#### Information shown ####
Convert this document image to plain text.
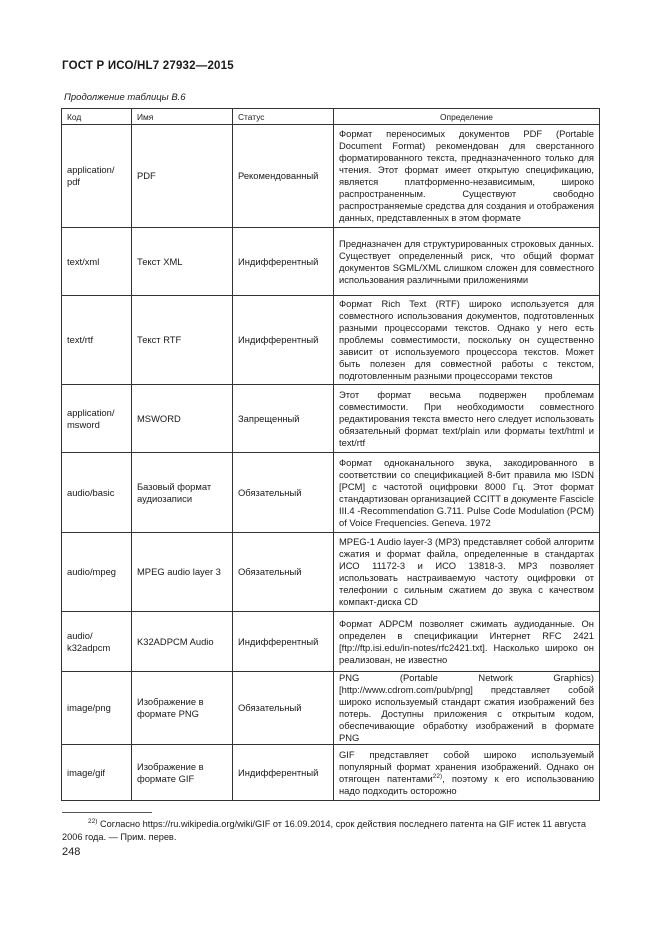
ГОСТ Р ИСО/HL7 27932—2015
Продолжение таблицы В.6
Код	Имя	Статус	Определение
application/ pdf	PDF	Рекомендованный	Формат переносимых документов PDF (Portable Document Format) рекомендован для сверстанного форматированного текста, предназначенного только для чтения. Этот формат имеет открытую спецификацию, является платформенно-независимым, широко распространенным. Существуют свободно распространяемые средства для создания и отображения данных, представленных в этом формате
text/xml	Текст XML	Индифферентный	Предназначен для структурированных строковых данных. Существует определенный риск, что общий формат документов SGML/XML слишком сложен для совместного использования различными приложениями
text/rtf	Текст RTF	Индифферентный	Формат Rich Text (RTF) широко используется для совместного использования документов, подготовленных разными процессорами текстов. Однако у него есть проблемы совместимости, поскольку он существенно зависит от используемого процессора текстов. Может быть полезен для совместной работы с текстом, подготовленным разными процессорами текстов
application/ msword	MSWORD	Запрещенный	Этот формат весьма подвержен проблемам совместимости. При необходимости совместного редактирования текста вместо него следует использовать обязательный формат text/plain или форматы text/html и text/rtf
audio/basic	Базовый формат аудиозаписи	Обязательный	Формат одноканального звука, закодированного в соответствии со спецификацией 8-бит правила мю ISDN [PCM] с частотой оцифровки 8000 Гц. Этот формат стандартизован организацией CCITT в документе Fascicle III.4 -Recommendation G.711. Pulse Code Modulation (PCM) of Voice Frequencies. Geneva. 1972
audio/mpeg	MPEG audio layer 3	Обязательный	MPEG-1 Audio layer-3 (MP3) представляет собой алгоритм сжатия и формат файла, определенные в стандартах ИСО 11172-3 и ИСО 13818-3. MP3 позволяет использовать настраиваемую частоту оцифровки от телефонии с сильным сжатием до звука с качеством компакт-диска CD
audio/ k32adpcm	K32ADPCM Audio	Индифферентный	Формат ADPCM позволяет сжимать аудиоданные. Он определен в спецификации Интернет RFC 2421 [ftp://ftp.isi.edu/in-notes/rfc2421.txt]. Насколько широко он реализован, не известно
image/png	Изображение в формате PNG	Обязательный	PNG (Portable Network Graphics) [http://www.cdrom.com/pub/png] представляет собой широко используемый стандарт сжатия изображений без потерь. Доступны приложения с открытым кодом, обеспечивающие обработку изображений в формате PNG
image/gif	Изображение в формате GIF	Индифферентный	GIF представляет собой широко используемый популярный формат хранения изображений. Однако он отягощен патентами$^{22)}$, поэтому к его использованию надо подходить осторожно
$^{22)}$ Согласно https://ru.wikipedia.org/wiki/GIF от 16.09.2014, срок действия последнего патента на GIF истек 11 августа 2006 года. — Прим. перев.
248
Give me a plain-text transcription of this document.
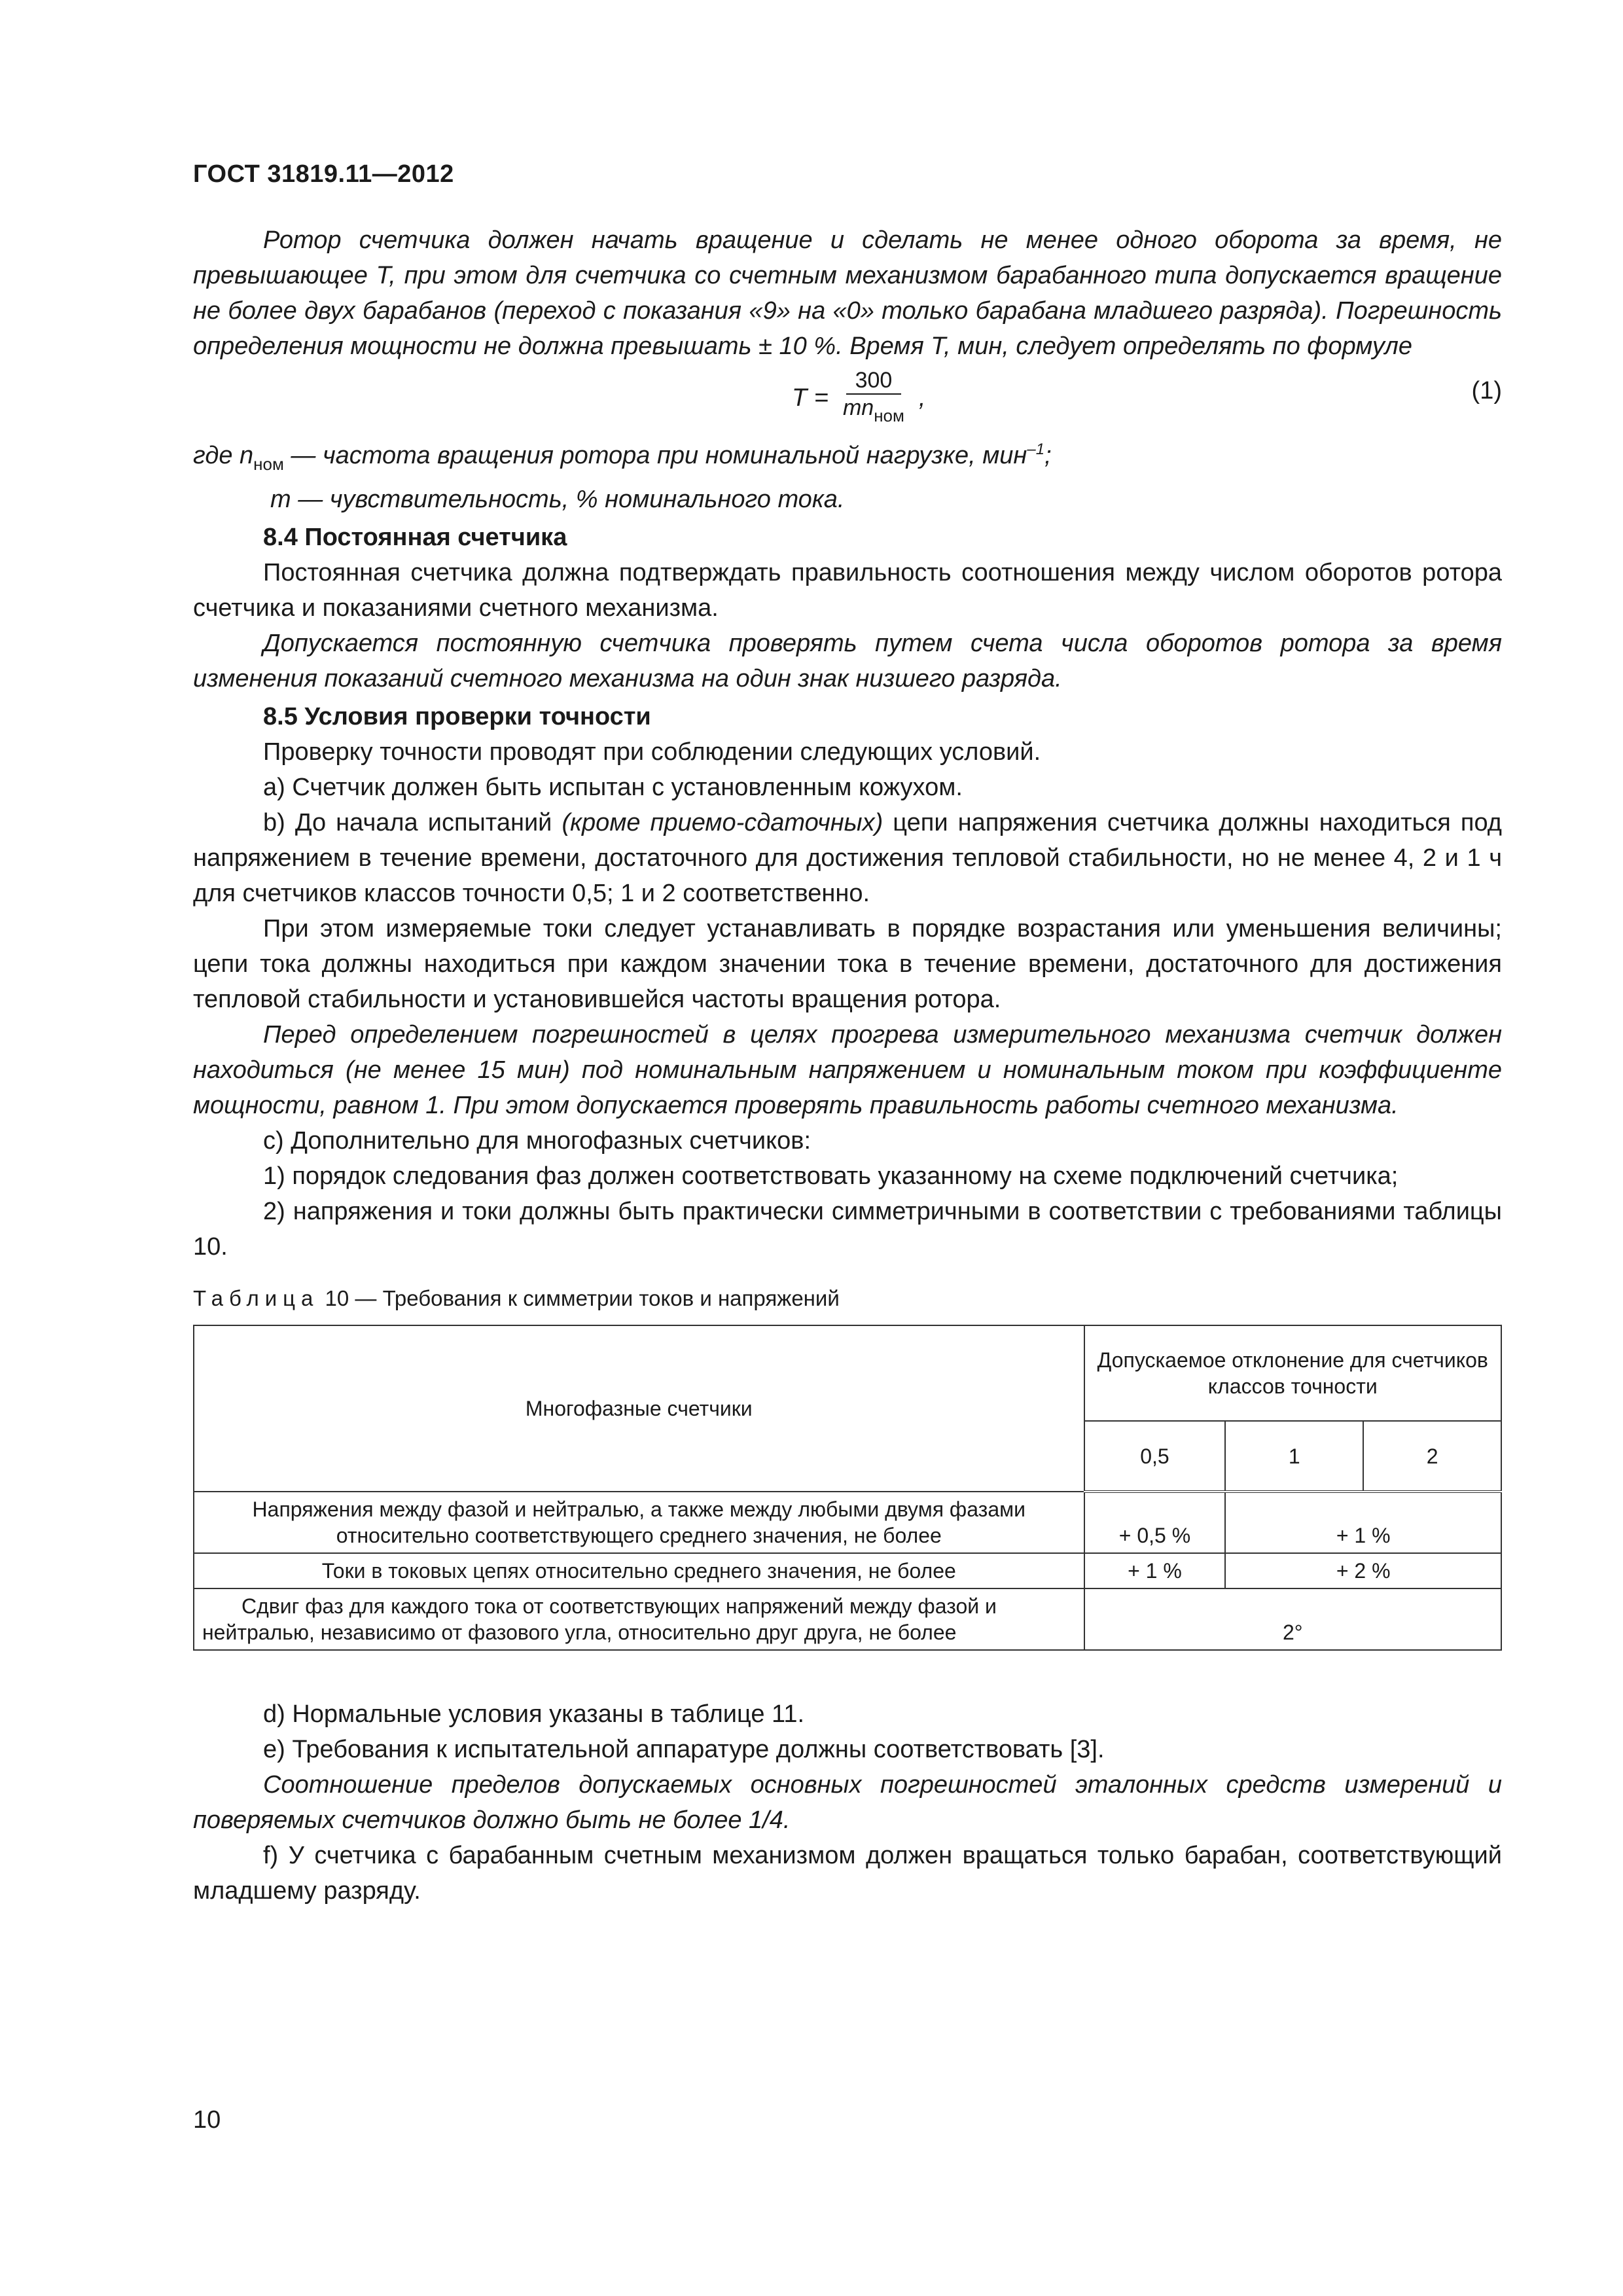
ГОСТ 31819.11—2012

Ротор счетчика должен начать вращение и сделать не менее одного оборота за время, не превышающее T, при этом для счетчика со счетным механизмом барабанного типа допускается вращение не более двух барабанов (переход с показания «9» на «0» только барабана младшего разряда). Погрешность определения мощности не должна превышать ± 10 %. Время T, мин, следует определять по формуле

$T = \frac{300}{mn_{ном}}$ ,	(1)

где $n_{ном}$ — частота вращения ротора при номинальной нагрузке, мин$^{-1}$;

m — чувствительность, % номинального тока.

8.4 Постоянная счетчика

Постоянная счетчика должна подтверждать правильность соотношения между числом оборотов ротора счетчика и показаниями счетного механизма.

Допускается постоянную счетчика проверять путем счета числа оборотов ротора за время изменения показаний счетного механизма на один знак низшего разряда.

8.5 Условия проверки точности

Проверку точности проводят при соблюдении следующих условий.

a) Счетчик должен быть испытан с установленным кожухом.

b) До начала испытаний (кроме приемо-сдаточных) цепи напряжения счетчика должны находиться под напряжением в течение времени, достаточного для достижения тепловой стабильности, но не менее 4, 2 и 1 ч для счетчиков классов точности 0,5; 1 и 2 соответственно.

При этом измеряемые токи следует устанавливать в порядке возрастания или уменьшения величины; цепи тока должны находиться при каждом значении тока в течение времени, достаточного для достижения тепловой стабильности и установившейся частоты вращения ротора.

Перед определением погрешностей в целях прогрева измерительного механизма счетчик должен находиться (не менее 15 мин) под номинальным напряжением и номинальным током при коэффициенте мощности, равном 1. При этом допускается проверять правильность работы счетного механизма.

c) Дополнительно для многофазных счетчиков:

1) порядок следования фаз должен соответствовать указанному на схеме подключений счетчика;

2) напряжения и токи должны быть практически симметричными в соответствии с требованиями таблицы 10.

Таблица 10 — Требования к симметрии токов и напряжений

Многофазные счетчики	Допускаемое отклонение для счетчиков классов точности		
	0,5	1	2
Напряжения между фазой и нейтралью, а также между любыми двумя фазами относительно соответствующего среднего значения, не более	+ 0,5 %	+ 1 %	
Токи в токовых цепях относительно среднего значения, не более	+ 1 %	+ 2 %	
Сдвиг фаз для каждого тока от соответствующих напряжений между фазой и нейтралью, независимо от фазового угла, относительно друг друга, не более	2°		

d) Нормальные условия указаны в таблице 11.

e) Требования к испытательной аппаратуре должны соответствовать [3].

Соотношение пределов допускаемых основных погрешностей эталонных средств измерений и поверяемых счетчиков должно быть не более 1/4.

f) У счетчика с барабанным счетным механизмом должен вращаться только барабан, соответствующий младшему разряду.

10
####
Exercise details » Every line is to be duplicated exactly, though pictures stay out.

Task result »
Convert this document image to plain text.
ГОСТ Р ИСО/HL7 27932—2015
Продолжение таблицы В.6
Код	Имя	Статус	Определение
application/ pdf	PDF	Рекомендованный	Формат переносимых документов PDF (Portable Document Format) рекомендован для сверстанного форматированного текста, предназначенного только для чтения. Этот формат имеет открытую спецификацию, является платформенно-независимым, широко распространенным. Существуют свободно распространяемые средства для создания и отображения данных, представленных в этом формате
text/xml	Текст XML	Индифферентный	Предназначен для структурированных строковых данных. Существует определенный риск, что общий формат документов SGML/XML слишком сложен для совместного использования различными приложениями
text/rtf	Текст RTF	Индифферентный	Формат Rich Text (RTF) широко используется для совместного использования документов, подготовленных разными процессорами текстов. Однако у него есть проблемы совместимости, поскольку он существенно зависит от используемого процессора текстов. Может быть полезен для совместной работы с текстом, подготовленным разными процессорами текстов
application/ msword	MSWORD	Запрещенный	Этот формат весьма подвержен проблемам совместимости. При необходимости совместного редактирования текста вместо него следует использовать обязательный формат text/plain или форматы text/html и text/rtf
audio/basic	Базовый формат аудиозаписи	Обязательный	Формат одноканального звука, закодированного в соответствии со спецификацией 8-бит правила мю ISDN [PCM] с частотой оцифровки 8000 Гц. Этот формат стандартизован организацией CCITT в документе Fascicle III.4 -Recommendation G.711. Pulse Code Modulation (PCM) of Voice Frequencies. Geneva. 1972
audio/mpeg	MPEG audio layer 3	Обязательный	MPEG-1 Audio layer-3 (MP3) представляет собой алгоритм сжатия и формат файла, определенные в стандартах ИСО 11172-3 и ИСО 13818-3. MP3 позволяет использовать настраиваемую частоту оцифровки от телефонии с сильным сжатием до звука с качеством компакт-диска CD
audio/ k32adpcm	K32ADPCM Audio	Индифферентный	Формат ADPCM позволяет сжимать аудиоданные. Он определен в спецификации Интернет RFC 2421 [ftp://ftp.isi.edu/in-notes/rfc2421.txt]. Насколько широко он реализован, не известно
image/png	Изображение в формате PNG	Обязательный	PNG (Portable Network Graphics) [http://www.cdrom.com/pub/png] представляет собой широко используемый стандарт сжатия изображений без потерь. Доступны приложения с открытым кодом, обеспечивающие обработку изображений в формате PNG
image/gif	Изображение в формате GIF	Индифферентный	GIF представляет собой широко используемый популярный формат хранения изображений. Однако он отягощен патентами$^{22)}$, поэтому к его использованию надо подходить осторожно
$^{22)}$ Согласно https://ru.wikipedia.org/wiki/GIF от 16.09.2014, срок действия последнего патента на GIF истек 11 августа 2006 года. — Прим. перев.
248
Give me a plain-text transcription of this document.
ГОСТ 31819.11—2012

Ротор счетчика должен начать вращение и сделать не менее одного оборота за время, не превышающее T, при этом для счетчика со счетным механизмом барабанного типа допускается вращение не более двух барабанов (переход с показания «9» на «0» только барабана младшего разряда). Погрешность определения мощности не должна превышать ± 10 %. Время T, мин, следует определять по формуле

$T = \frac{300}{mn_{ном}}$ ,	(1)

где $n_{ном}$ — частота вращения ротора при номинальной нагрузке, мин$^{-1}$;

m — чувствительность, % номинального тока.

8.4 Постоянная счетчика

Постоянная счетчика должна подтверждать правильность соотношения между числом оборотов ротора счетчика и показаниями счетного механизма.

Допускается постоянную счетчика проверять путем счета числа оборотов ротора за время изменения показаний счетного механизма на один знак низшего разряда.

8.5 Условия проверки точности

Проверку точности проводят при соблюдении следующих условий.

a) Счетчик должен быть испытан с установленным кожухом.

b) До начала испытаний (кроме приемо-сдаточных) цепи напряжения счетчика должны находиться под напряжением в течение времени, достаточного для достижения тепловой стабильности, но не менее 4, 2 и 1 ч для счетчиков классов точности 0,5; 1 и 2 соответственно.

При этом измеряемые токи следует устанавливать в порядке возрастания или уменьшения величины; цепи тока должны находиться при каждом значении тока в течение времени, достаточного для достижения тепловой стабильности и установившейся частоты вращения ротора.

Перед определением погрешностей в целях прогрева измерительного механизма счетчик должен находиться (не менее 15 мин) под номинальным напряжением и номинальным током при коэффициенте мощности, равном 1. При этом допускается проверять правильность работы счетного механизма.

c) Дополнительно для многофазных счетчиков:

1) порядок следования фаз должен соответствовать указанному на схеме подключений счетчика;

2) напряжения и токи должны быть практически симметричными в соответствии с требованиями таблицы 10.

Таблица 10 — Требования к симметрии токов и напряжений

Многофазные счетчики	Допускаемое отклонение для счетчиков классов точности		
	0,5	1	2
Напряжения между фазой и нейтралью, а также между любыми двумя фазами относительно соответствующего среднего значения, не более	+ 0,5 %	+ 1 %	
Токи в токовых цепях относительно среднего значения, не более	+ 1 %	+ 2 %	
Сдвиг фаз для каждого тока от соответствующих напряжений между фазой и нейтралью, независимо от фазового угла, относительно друг друга, не более	2°		

d) Нормальные условия указаны в таблице 11.

e) Требования к испытательной аппаратуре должны соответствовать [3].

Соотношение пределов допускаемых основных погрешностей эталонных средств измерений и поверяемых счетчиков должно быть не более 1/4.

f) У счетчика с барабанным счетным механизмом должен вращаться только барабан, соответствующий младшему разряду.

10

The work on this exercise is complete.